----- Dataset -----

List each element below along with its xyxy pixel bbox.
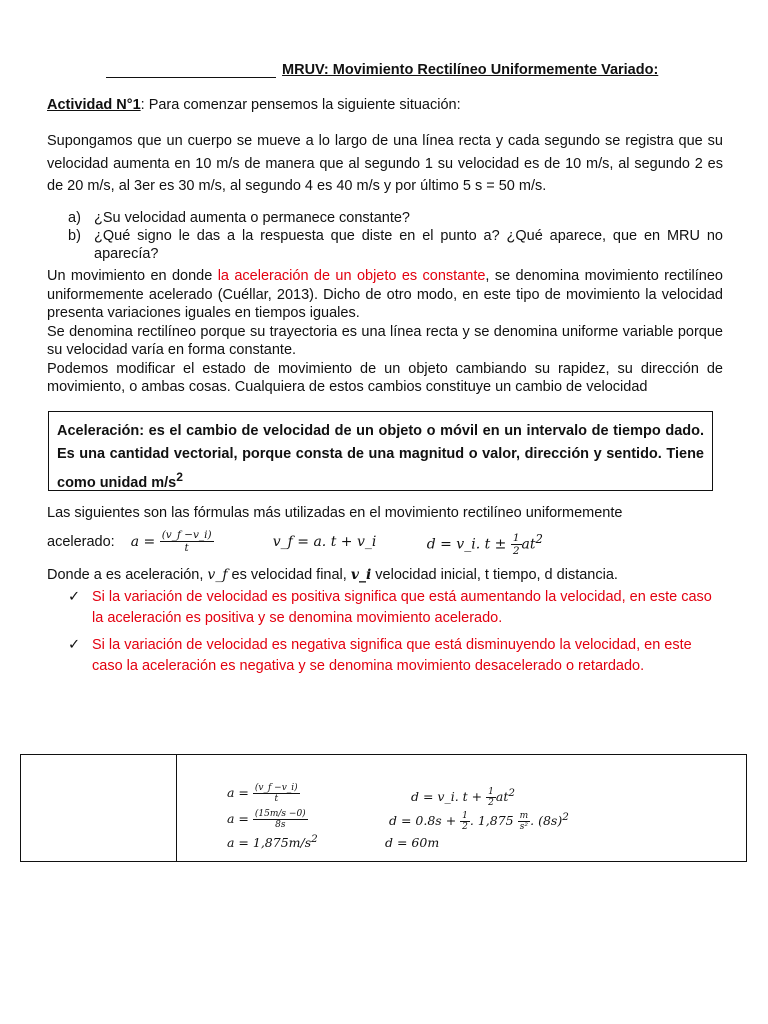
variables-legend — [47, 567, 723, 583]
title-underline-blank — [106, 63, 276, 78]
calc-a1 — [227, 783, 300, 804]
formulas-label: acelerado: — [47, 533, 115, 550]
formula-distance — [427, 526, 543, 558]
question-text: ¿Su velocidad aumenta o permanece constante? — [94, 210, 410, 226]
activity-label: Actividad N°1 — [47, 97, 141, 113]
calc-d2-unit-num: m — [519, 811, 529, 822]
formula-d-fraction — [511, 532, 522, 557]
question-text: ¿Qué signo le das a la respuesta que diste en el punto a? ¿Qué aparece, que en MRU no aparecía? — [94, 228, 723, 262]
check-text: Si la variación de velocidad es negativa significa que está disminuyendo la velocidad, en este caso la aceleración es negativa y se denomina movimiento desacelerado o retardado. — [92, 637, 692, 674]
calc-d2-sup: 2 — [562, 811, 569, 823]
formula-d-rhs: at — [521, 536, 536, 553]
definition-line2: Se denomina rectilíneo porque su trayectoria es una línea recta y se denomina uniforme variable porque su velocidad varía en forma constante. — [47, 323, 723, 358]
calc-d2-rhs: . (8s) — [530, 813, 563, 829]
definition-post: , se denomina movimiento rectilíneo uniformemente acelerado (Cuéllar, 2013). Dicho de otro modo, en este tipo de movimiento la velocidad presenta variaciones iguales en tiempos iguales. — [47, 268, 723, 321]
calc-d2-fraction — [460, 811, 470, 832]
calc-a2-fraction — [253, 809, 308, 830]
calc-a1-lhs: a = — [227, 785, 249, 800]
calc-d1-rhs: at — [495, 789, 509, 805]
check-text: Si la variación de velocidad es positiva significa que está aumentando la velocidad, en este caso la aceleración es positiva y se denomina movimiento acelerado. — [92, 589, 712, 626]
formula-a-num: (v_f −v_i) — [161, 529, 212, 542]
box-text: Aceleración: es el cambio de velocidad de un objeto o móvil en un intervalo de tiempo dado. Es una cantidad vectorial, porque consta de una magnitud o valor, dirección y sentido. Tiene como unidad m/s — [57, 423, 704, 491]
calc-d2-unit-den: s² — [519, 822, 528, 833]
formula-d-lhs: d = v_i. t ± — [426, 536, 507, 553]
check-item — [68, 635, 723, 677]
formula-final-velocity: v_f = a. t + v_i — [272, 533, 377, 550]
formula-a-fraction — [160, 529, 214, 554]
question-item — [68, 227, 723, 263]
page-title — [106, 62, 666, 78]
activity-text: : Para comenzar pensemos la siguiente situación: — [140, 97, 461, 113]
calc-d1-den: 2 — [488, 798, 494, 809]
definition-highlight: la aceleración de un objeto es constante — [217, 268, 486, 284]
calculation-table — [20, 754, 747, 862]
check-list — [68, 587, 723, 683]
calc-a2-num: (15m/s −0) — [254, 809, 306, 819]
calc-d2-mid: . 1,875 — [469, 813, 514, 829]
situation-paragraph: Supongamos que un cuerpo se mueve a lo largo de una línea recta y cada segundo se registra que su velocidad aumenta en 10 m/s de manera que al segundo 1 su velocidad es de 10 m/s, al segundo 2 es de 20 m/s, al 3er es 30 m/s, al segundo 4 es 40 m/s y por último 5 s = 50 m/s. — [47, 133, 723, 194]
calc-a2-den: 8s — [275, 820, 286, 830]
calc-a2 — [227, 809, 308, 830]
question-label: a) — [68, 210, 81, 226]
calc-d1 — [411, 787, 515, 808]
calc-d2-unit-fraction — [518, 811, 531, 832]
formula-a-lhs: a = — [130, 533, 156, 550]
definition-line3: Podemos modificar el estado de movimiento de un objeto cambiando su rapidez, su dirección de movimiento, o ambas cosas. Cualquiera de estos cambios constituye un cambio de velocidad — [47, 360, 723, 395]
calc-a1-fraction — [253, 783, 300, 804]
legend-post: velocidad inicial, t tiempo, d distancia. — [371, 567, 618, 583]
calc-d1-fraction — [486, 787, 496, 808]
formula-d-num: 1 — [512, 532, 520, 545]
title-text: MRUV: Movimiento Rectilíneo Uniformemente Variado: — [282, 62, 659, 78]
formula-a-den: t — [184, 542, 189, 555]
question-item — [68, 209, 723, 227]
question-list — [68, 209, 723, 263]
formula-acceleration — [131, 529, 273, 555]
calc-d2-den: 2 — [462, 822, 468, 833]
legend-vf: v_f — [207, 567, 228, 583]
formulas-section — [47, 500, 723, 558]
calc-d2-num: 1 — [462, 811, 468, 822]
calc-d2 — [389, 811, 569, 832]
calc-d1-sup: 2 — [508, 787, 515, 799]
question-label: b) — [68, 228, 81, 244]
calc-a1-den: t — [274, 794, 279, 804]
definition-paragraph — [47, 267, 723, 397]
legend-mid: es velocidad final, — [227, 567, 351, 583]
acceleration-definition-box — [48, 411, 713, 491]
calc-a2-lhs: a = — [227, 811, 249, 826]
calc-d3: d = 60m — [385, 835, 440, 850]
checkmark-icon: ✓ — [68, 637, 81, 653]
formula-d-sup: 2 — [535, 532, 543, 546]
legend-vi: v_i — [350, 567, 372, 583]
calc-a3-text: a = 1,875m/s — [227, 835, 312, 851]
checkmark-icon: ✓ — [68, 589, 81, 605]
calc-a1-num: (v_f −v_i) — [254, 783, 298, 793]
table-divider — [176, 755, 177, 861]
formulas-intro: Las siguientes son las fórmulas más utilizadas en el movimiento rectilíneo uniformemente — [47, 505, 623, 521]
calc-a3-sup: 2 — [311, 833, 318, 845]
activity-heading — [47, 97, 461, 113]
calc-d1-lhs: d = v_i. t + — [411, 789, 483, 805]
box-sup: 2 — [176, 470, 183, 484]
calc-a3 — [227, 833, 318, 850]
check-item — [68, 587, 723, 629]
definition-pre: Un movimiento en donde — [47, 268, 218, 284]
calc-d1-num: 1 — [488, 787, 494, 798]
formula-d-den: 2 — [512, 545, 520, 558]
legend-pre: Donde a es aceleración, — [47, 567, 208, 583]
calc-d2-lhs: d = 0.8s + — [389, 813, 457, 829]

-----
----- Dataset -----

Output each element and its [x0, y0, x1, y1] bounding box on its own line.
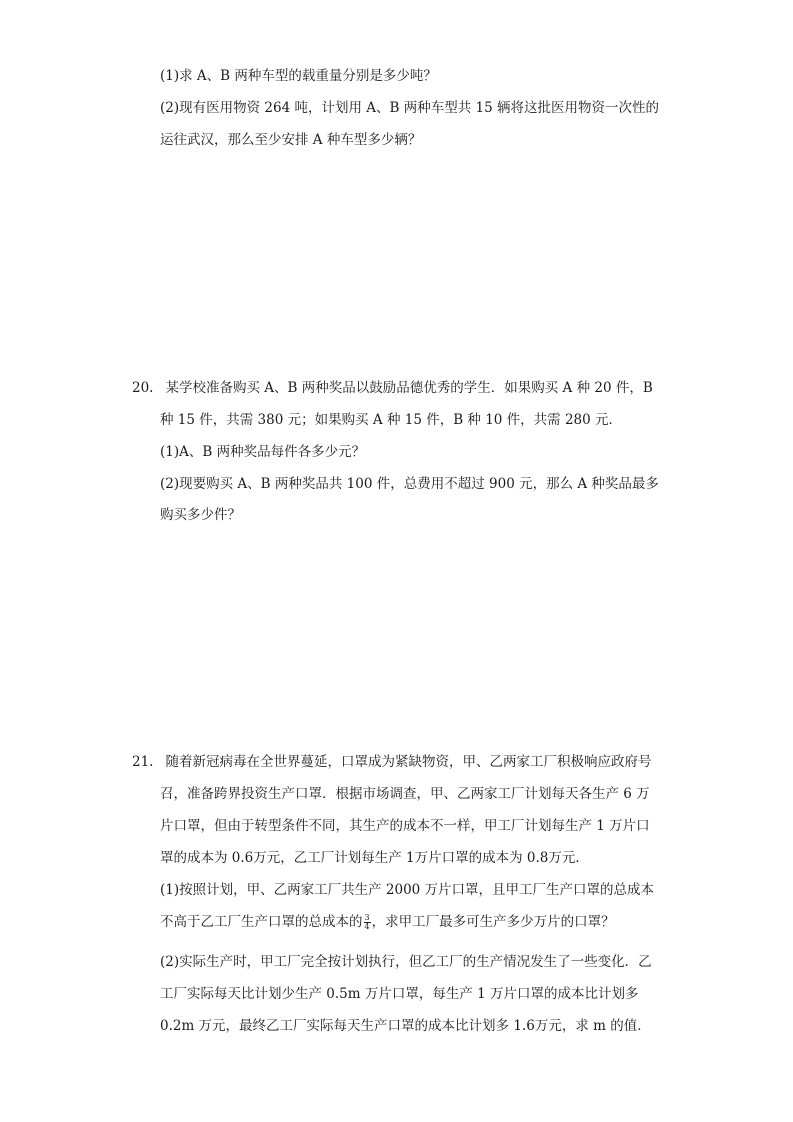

-----
----- Dataset -----

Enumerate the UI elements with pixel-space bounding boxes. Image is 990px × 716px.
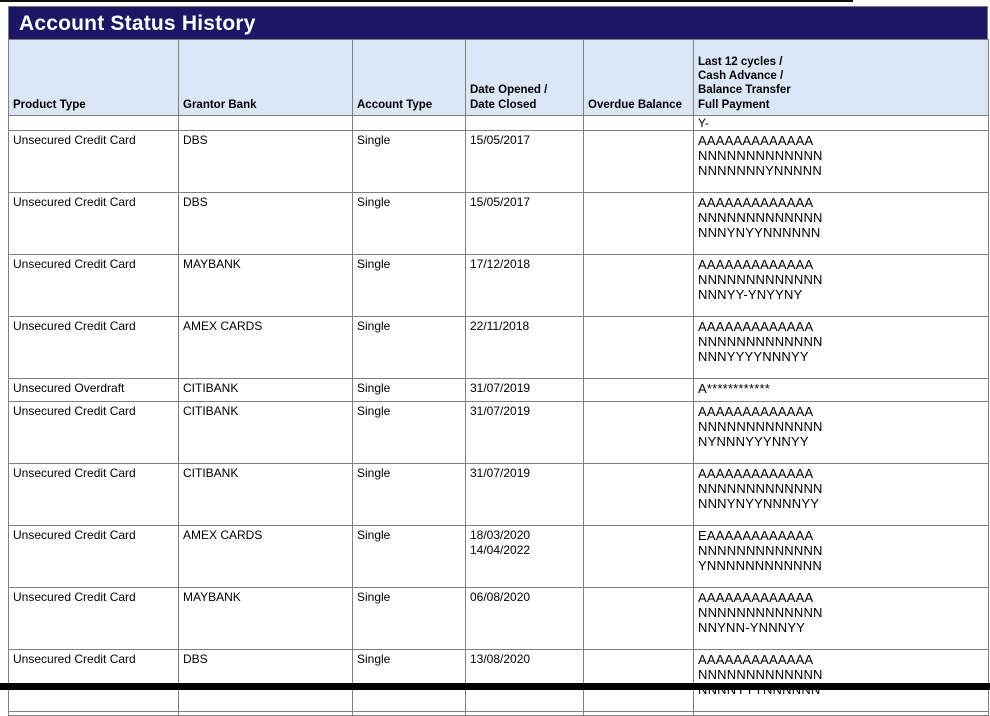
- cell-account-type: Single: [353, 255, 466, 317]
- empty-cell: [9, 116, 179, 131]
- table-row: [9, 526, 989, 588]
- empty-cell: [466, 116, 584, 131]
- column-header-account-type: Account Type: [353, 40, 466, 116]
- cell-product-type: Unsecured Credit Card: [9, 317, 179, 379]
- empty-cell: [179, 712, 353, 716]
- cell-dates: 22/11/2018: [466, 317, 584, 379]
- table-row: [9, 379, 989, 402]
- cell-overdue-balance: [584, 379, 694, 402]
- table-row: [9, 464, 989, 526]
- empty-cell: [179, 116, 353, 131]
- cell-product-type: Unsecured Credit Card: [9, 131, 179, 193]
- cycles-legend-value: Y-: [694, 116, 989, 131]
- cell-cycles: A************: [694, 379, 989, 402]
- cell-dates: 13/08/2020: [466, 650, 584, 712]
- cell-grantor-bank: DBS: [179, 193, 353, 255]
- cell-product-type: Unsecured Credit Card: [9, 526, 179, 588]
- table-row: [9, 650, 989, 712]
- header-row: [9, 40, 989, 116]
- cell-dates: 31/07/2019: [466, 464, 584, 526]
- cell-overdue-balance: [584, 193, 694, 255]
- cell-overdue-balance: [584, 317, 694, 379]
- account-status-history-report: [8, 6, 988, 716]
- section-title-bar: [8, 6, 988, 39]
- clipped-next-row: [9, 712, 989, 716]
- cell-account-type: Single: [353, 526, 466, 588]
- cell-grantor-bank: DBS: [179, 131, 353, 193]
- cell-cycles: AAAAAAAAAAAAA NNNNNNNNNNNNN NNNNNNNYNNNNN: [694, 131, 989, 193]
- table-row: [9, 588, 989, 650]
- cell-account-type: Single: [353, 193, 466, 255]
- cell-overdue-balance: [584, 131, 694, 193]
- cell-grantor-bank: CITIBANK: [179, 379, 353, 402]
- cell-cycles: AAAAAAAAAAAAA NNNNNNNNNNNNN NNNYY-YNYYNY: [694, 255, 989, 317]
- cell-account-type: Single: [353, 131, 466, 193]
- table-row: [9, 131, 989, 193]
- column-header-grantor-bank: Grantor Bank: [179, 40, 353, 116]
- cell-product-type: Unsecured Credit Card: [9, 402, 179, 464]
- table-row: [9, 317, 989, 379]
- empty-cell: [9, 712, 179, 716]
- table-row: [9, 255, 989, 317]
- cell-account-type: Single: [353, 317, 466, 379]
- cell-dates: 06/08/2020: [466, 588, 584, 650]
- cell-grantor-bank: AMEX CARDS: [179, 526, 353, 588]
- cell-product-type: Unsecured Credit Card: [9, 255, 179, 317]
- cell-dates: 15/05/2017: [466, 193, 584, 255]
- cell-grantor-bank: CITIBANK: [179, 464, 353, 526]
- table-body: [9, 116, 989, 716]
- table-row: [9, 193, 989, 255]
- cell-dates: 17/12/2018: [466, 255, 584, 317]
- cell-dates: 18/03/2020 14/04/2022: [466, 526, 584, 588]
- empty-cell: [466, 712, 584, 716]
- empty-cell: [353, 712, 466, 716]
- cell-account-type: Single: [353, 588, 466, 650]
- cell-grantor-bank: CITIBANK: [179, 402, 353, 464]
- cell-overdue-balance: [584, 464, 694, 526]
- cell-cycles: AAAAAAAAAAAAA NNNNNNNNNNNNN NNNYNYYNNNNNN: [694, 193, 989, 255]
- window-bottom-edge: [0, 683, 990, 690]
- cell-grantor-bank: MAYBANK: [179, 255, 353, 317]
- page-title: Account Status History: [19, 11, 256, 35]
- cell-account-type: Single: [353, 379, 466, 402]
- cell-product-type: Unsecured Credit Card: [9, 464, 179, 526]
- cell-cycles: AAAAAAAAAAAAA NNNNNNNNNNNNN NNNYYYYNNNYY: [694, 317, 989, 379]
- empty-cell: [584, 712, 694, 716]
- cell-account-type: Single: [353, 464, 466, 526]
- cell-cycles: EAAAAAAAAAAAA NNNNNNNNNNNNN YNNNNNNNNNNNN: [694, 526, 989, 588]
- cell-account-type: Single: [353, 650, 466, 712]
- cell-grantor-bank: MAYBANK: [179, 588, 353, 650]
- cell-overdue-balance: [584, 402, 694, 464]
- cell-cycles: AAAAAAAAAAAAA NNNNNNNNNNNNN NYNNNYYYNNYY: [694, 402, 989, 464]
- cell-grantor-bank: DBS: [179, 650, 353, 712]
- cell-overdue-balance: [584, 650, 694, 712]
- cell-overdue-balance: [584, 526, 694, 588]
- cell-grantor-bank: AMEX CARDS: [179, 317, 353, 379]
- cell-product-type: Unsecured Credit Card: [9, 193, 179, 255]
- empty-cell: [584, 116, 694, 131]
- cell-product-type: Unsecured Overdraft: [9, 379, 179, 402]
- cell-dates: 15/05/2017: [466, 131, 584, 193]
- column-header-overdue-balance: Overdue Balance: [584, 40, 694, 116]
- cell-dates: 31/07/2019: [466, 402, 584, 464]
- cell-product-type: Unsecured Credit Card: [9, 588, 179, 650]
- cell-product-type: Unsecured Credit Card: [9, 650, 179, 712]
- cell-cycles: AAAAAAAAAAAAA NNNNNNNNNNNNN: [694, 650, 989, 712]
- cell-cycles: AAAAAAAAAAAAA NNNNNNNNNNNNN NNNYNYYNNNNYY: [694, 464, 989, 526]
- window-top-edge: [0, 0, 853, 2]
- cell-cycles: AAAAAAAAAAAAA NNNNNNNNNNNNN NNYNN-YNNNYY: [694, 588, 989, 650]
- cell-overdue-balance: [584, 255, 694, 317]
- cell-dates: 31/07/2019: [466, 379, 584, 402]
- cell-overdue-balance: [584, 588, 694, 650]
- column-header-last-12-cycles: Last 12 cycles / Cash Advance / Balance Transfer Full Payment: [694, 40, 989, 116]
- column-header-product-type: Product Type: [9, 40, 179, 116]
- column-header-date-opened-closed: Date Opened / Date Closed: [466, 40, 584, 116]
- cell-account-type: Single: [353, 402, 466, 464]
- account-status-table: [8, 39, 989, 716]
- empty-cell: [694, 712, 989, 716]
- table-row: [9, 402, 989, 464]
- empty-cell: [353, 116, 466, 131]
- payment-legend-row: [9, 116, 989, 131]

-----

■ Your objective:
Identify each line in the records above that contains the string "dates", and copy those lines out in full.

■ Result below:
- cell-dates: 22/11/2018: [466, 317, 584, 379]
- cell-dates: 13/08/2020: [466, 650, 584, 712]
- cell-dates: 31/07/2019: [466, 464, 584, 526]
- cell-dates: 06/08/2020: [466, 588, 584, 650]
- cell-dates: 15/05/2017: [466, 193, 584, 255]
- cell-dates: 17/12/2018: [466, 255, 584, 317]
- cell-dates: 18/03/2020 14/04/2022: [466, 526, 584, 588]
- cell-dates: 15/05/2017: [466, 131, 584, 193]
- cell-dates: 31/07/2019: [466, 402, 584, 464]
- cell-dates: 31/07/2019: [466, 379, 584, 402]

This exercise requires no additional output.